• What is asked: Wherever the word "Users" shows up in a line, please copy that line.

Start of Information supplied

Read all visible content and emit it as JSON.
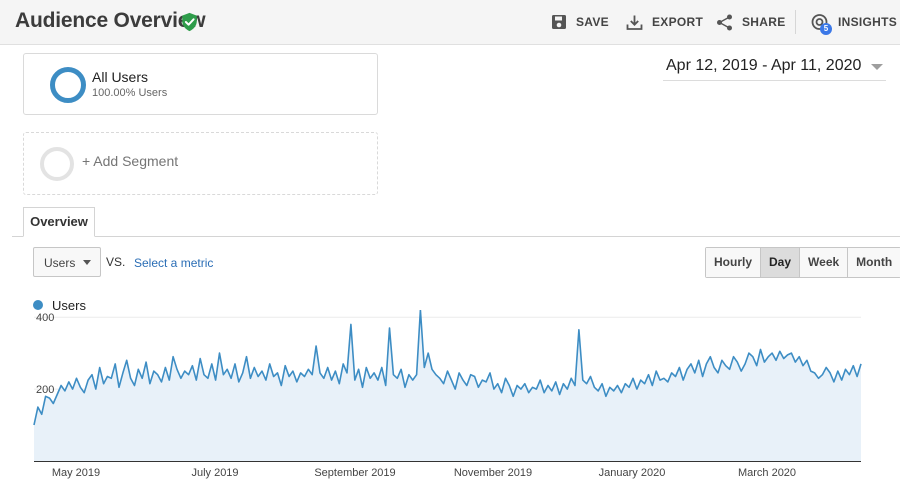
{
  "header": {
    "title": "Audience Overview",
    "actions": {
      "save": "SAVE",
      "export": "EXPORT",
      "share": "SHARE",
      "insights": "INSIGHTS",
      "insights_badge": "5"
    }
  },
  "segments": {
    "active": {
      "name": "All Users",
      "subtitle": "100.00% Users"
    },
    "add_label": "+ Add Segment"
  },
  "date_range": "Apr 12, 2019 - Apr 11, 2020",
  "tabs": {
    "overview": "Overview"
  },
  "controls": {
    "metric_dropdown": "Users",
    "vs_label": "VS.",
    "select_metric": "Select a metric",
    "granularity": [
      "Hourly",
      "Day",
      "Week",
      "Month"
    ],
    "granularity_selected": "Day"
  },
  "colors": {
    "series": "#3d8dc4",
    "fill": "#e8f1f9",
    "link": "#2a6db5",
    "verified": "#2e9c4a"
  },
  "icons": [
    "verified-shield-icon",
    "save-icon",
    "export-icon",
    "share-icon",
    "insights-icon",
    "dropdown-caret-icon"
  ],
  "chart_data": {
    "type": "area",
    "series": [
      {
        "name": "Users",
        "values": [
          100,
          150,
          130,
          180,
          175,
          160,
          185,
          210,
          195,
          220,
          200,
          230,
          205,
          190,
          225,
          240,
          200,
          260,
          215,
          235,
          230,
          270,
          205,
          245,
          280,
          230,
          210,
          255,
          230,
          275,
          215,
          250,
          240,
          220,
          260,
          225,
          290,
          255,
          230,
          250,
          240,
          265,
          225,
          285,
          240,
          230,
          270,
          225,
          300,
          240,
          255,
          230,
          270,
          220,
          245,
          290,
          230,
          260,
          235,
          250,
          225,
          270,
          235,
          245,
          210,
          265,
          235,
          250,
          220,
          245,
          235,
          255,
          240,
          320,
          245,
          230,
          260,
          225,
          250,
          215,
          270,
          245,
          380,
          225,
          255,
          205,
          260,
          230,
          245,
          225,
          260,
          210,
          370,
          240,
          230,
          255,
          205,
          240,
          225,
          240,
          420,
          260,
          300,
          255,
          240,
          230,
          215,
          250,
          225,
          200,
          245,
          225,
          210,
          240,
          235,
          205,
          225,
          220,
          245,
          200,
          215,
          190,
          230,
          210,
          180,
          210,
          200,
          215,
          190,
          205,
          200,
          225,
          190,
          210,
          195,
          220,
          185,
          215,
          200,
          230,
          210,
          365,
          225,
          215,
          235,
          205,
          195,
          215,
          180,
          205,
          195,
          210,
          190,
          215,
          205,
          230,
          200,
          225,
          215,
          240,
          210,
          250,
          225,
          230,
          220,
          245,
          235,
          260,
          225,
          255,
          270,
          245,
          280,
          235,
          270,
          290,
          260,
          245,
          280,
          265,
          255,
          290,
          275,
          250,
          270,
          300,
          290,
          265,
          310,
          275,
          290,
          300,
          280,
          305,
          285,
          295,
          300,
          275,
          290,
          265,
          280,
          250,
          245,
          230,
          240,
          260,
          245,
          220,
          250,
          225,
          255,
          240,
          265,
          235,
          270
        ]
      }
    ],
    "x_ticks": [
      "May 2019",
      "July 2019",
      "September 2019",
      "November 2019",
      "January 2020",
      "March 2020"
    ],
    "y_ticks": [
      "400",
      "200"
    ],
    "ylim": [
      0,
      420
    ],
    "legend": "top-left",
    "grid": true
  }
}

End of Information supplied

• Solution to the problem:
      "name": "All Users",
      "subtitle": "100.00% Users"
    "metric_dropdown": "Users",
        "name": "Users",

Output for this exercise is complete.